Dataset entries
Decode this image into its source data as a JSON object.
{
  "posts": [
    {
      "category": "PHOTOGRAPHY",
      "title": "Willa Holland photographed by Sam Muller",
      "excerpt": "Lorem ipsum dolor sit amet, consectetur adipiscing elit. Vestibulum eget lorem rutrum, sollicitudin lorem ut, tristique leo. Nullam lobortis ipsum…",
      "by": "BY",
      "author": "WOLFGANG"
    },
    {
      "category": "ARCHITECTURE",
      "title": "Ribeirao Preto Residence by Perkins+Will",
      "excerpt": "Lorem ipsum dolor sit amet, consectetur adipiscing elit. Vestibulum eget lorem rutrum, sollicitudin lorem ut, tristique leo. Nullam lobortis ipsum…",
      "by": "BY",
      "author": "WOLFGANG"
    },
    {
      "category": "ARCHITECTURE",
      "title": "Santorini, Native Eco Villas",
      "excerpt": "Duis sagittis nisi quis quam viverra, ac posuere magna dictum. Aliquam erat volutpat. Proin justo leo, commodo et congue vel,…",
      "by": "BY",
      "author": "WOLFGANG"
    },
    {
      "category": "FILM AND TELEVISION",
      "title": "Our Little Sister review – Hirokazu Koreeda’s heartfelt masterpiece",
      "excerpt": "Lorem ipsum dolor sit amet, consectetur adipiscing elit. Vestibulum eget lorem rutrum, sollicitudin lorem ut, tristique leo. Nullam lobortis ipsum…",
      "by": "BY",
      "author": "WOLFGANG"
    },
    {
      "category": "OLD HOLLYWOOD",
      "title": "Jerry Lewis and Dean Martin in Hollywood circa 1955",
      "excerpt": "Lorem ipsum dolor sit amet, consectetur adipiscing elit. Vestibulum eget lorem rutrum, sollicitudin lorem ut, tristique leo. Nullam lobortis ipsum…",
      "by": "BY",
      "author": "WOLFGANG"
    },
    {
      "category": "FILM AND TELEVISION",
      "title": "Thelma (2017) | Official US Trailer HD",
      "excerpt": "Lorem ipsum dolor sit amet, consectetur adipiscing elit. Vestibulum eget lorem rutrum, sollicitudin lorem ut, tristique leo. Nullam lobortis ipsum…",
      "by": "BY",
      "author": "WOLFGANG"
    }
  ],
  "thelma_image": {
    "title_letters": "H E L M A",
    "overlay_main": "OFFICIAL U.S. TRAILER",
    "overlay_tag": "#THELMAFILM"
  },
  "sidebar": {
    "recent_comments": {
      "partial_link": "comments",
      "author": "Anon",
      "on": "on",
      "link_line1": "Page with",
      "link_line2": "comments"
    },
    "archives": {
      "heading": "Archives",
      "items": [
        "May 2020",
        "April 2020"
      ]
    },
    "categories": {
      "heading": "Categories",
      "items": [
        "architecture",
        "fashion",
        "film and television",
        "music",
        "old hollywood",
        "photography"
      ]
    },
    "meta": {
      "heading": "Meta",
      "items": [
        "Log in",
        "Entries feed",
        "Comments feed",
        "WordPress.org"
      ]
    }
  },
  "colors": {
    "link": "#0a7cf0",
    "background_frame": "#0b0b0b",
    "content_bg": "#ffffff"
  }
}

> Task objective
Each entry above is to be quoted exactly.

> Complete answer
Decode this image into its source data as a JSON object.
{
  "posts": [
    {
      "category": "PHOTOGRAPHY",
      "title": "Willa Holland photographed by Sam Muller",
      "excerpt": "Lorem ipsum dolor sit amet, consectetur adipiscing elit. Vestibulum eget lorem rutrum, sollicitudin lorem ut, tristique leo. Nullam lobortis ipsum…",
      "by": "BY",
      "author": "WOLFGANG"
    },
    {
      "category": "ARCHITECTURE",
      "title": "Ribeirao Preto Residence by Perkins+Will",
      "excerpt": "Lorem ipsum dolor sit amet, consectetur adipiscing elit. Vestibulum eget lorem rutrum, sollicitudin lorem ut, tristique leo. Nullam lobortis ipsum…",
      "by": "BY",
      "author": "WOLFGANG"
    },
    {
      "category": "ARCHITECTURE",
      "title": "Santorini, Native Eco Villas",
      "excerpt": "Duis sagittis nisi quis quam viverra, ac posuere magna dictum. Aliquam erat volutpat. Proin justo leo, commodo et congue vel,…",
      "by": "BY",
      "author": "WOLFGANG"
    },
    {
      "category": "FILM AND TELEVISION",
      "title": "Our Little Sister review – Hirokazu Koreeda’s heartfelt masterpiece",
      "excerpt": "Lorem ipsum dolor sit amet, consectetur adipiscing elit. Vestibulum eget lorem rutrum, sollicitudin lorem ut, tristique leo. Nullam lobortis ipsum…",
      "by": "BY",
      "author": "WOLFGANG"
    },
    {
      "category": "OLD HOLLYWOOD",
      "title": "Jerry Lewis and Dean Martin in Hollywood circa 1955",
      "excerpt": "Lorem ipsum dolor sit amet, consectetur adipiscing elit. Vestibulum eget lorem rutrum, sollicitudin lorem ut, tristique leo. Nullam lobortis ipsum…",
      "by": "BY",
      "author": "WOLFGANG"
    },
    {
      "category": "FILM AND TELEVISION",
      "title": "Thelma (2017) | Official US Trailer HD",
      "excerpt": "Lorem ipsum dolor sit amet, consectetur adipiscing elit. Vestibulum eget lorem rutrum, sollicitudin lorem ut, tristique leo. Nullam lobortis ipsum…",
      "by": "BY",
      "author": "WOLFGANG"
    }
  ],
  "thelma_image": {
    "title_letters": "H E L M A",
    "overlay_main": "OFFICIAL U.S. TRAILER",
    "overlay_tag": "#THELMAFILM"
  },
  "sidebar": {
    "recent_comments": {
      "partial_link": "comments",
      "author": "Anon",
      "on": "on",
      "link_line1": "Page with",
      "link_line2": "comments"
    },
    "archives": {
      "heading": "Archives",
      "items": [
        "May 2020",
        "April 2020"
      ]
    },
    "categories": {
      "heading": "Categories",
      "items": [
        "architecture",
        "fashion",
        "film and television",
        "music",
        "old hollywood",
        "photography"
      ]
    },
    "meta": {
      "heading": "Meta",
      "items": [
        "Log in",
        "Entries feed",
        "Comments feed",
        "WordPress.org"
      ]
    }
  },
  "colors": {
    "link": "#0a7cf0",
    "background_frame": "#0b0b0b",
    "content_bg": "#ffffff"
  }
}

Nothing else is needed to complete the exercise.